EXERCISE OBJECTIVE: The records below are split into lines. How many of those lines contain the string "Theft"? Reply with the number only.

>>>>>

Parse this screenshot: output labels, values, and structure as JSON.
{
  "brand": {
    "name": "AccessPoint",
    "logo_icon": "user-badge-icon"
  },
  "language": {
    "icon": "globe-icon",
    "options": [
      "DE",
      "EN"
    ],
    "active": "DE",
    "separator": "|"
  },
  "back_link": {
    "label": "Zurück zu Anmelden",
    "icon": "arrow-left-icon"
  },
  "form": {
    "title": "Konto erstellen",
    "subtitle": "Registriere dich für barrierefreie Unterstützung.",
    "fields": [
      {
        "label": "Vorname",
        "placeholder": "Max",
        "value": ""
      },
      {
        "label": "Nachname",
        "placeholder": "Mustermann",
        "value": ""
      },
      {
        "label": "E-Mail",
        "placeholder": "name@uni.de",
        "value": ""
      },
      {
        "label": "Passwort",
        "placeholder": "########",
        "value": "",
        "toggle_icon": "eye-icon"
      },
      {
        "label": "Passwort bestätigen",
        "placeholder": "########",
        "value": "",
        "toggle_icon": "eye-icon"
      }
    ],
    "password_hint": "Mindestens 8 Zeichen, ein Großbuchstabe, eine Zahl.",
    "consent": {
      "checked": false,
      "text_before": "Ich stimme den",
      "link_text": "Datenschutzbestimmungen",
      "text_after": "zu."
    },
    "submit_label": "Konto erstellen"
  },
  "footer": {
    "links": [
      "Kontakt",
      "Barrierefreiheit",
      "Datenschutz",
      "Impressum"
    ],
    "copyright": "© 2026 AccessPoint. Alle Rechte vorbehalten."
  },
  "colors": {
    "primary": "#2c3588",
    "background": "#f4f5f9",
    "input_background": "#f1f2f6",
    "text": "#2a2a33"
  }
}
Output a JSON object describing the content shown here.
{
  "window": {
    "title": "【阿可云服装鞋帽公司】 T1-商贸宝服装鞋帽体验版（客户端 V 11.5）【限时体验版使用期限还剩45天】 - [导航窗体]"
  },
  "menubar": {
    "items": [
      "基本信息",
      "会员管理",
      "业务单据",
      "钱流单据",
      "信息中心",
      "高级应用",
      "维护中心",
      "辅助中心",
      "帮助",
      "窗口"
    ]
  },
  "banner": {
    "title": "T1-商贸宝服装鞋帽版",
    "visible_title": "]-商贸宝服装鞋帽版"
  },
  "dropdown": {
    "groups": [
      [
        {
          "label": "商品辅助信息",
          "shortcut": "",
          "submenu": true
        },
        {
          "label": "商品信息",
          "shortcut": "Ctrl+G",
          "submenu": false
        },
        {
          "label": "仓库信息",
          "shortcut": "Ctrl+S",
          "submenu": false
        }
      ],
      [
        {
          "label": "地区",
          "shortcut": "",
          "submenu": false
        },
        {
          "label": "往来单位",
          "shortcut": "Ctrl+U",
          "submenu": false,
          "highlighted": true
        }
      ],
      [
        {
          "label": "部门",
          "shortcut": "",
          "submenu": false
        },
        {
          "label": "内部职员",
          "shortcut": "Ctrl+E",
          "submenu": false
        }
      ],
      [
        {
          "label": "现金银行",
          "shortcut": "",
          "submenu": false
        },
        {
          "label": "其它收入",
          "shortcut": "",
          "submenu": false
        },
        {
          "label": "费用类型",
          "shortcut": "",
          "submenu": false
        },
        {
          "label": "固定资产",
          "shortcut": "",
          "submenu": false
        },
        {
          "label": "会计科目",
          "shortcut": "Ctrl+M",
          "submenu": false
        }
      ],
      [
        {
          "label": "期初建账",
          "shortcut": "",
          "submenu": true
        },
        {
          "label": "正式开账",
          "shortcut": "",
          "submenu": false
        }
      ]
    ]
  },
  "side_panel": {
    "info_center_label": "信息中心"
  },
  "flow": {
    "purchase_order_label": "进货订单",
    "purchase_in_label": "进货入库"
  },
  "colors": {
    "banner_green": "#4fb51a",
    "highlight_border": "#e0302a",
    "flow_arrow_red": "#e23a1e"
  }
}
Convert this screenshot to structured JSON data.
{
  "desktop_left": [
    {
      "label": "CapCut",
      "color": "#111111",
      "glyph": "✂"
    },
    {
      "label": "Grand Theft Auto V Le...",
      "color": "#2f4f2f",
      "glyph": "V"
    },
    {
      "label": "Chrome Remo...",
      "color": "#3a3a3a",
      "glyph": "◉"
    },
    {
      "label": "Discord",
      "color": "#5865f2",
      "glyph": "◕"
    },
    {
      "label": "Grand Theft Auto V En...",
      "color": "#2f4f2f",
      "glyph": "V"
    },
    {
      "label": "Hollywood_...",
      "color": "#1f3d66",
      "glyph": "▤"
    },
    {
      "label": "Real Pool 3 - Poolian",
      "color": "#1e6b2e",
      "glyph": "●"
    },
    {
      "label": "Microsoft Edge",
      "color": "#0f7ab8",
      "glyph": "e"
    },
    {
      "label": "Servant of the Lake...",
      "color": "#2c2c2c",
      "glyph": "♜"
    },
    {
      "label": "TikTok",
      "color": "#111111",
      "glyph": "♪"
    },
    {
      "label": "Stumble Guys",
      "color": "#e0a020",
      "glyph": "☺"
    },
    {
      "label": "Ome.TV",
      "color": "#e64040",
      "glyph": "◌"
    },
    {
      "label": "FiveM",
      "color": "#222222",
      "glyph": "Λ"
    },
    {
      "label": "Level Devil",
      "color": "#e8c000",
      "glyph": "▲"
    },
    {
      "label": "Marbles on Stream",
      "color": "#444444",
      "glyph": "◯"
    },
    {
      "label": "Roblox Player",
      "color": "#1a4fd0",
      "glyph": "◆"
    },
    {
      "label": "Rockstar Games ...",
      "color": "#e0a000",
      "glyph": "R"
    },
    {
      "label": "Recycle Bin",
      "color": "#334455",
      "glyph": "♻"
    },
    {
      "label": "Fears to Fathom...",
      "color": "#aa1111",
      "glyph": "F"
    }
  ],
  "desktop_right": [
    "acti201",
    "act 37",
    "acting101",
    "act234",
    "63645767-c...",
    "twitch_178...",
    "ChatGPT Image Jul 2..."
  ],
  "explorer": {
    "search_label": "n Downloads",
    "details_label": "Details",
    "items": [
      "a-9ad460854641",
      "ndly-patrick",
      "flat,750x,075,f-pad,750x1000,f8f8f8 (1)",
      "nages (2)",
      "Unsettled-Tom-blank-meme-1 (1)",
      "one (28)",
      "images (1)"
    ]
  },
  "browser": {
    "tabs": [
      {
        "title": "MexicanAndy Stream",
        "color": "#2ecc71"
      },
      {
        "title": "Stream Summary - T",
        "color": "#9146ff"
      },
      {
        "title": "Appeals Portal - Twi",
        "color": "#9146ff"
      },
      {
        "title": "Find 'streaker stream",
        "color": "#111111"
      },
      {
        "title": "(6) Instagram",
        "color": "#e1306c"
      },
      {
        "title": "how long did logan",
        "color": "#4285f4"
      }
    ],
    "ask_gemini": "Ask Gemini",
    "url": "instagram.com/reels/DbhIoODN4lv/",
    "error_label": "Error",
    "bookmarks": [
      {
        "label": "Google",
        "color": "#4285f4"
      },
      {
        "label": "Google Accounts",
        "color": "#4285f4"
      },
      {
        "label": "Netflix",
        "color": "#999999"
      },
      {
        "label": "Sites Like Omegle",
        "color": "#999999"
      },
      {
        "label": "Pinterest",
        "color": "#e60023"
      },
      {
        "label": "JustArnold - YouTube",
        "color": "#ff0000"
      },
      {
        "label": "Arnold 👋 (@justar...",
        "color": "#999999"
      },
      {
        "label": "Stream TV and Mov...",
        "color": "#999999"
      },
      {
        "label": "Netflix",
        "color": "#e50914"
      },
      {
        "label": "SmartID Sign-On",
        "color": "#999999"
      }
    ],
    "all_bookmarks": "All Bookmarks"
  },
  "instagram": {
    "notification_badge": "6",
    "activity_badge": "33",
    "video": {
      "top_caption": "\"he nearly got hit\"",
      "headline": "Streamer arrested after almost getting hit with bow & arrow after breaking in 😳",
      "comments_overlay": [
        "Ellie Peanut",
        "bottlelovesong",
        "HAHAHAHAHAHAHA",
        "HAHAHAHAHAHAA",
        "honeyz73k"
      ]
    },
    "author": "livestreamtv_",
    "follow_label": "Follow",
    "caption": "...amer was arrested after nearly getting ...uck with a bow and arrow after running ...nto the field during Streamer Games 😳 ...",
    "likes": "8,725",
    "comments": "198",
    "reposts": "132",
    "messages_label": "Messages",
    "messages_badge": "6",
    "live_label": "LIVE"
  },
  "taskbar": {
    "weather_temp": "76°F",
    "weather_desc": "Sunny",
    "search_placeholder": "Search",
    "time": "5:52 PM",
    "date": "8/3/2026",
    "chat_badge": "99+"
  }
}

<<<<<

THE RESULT: 2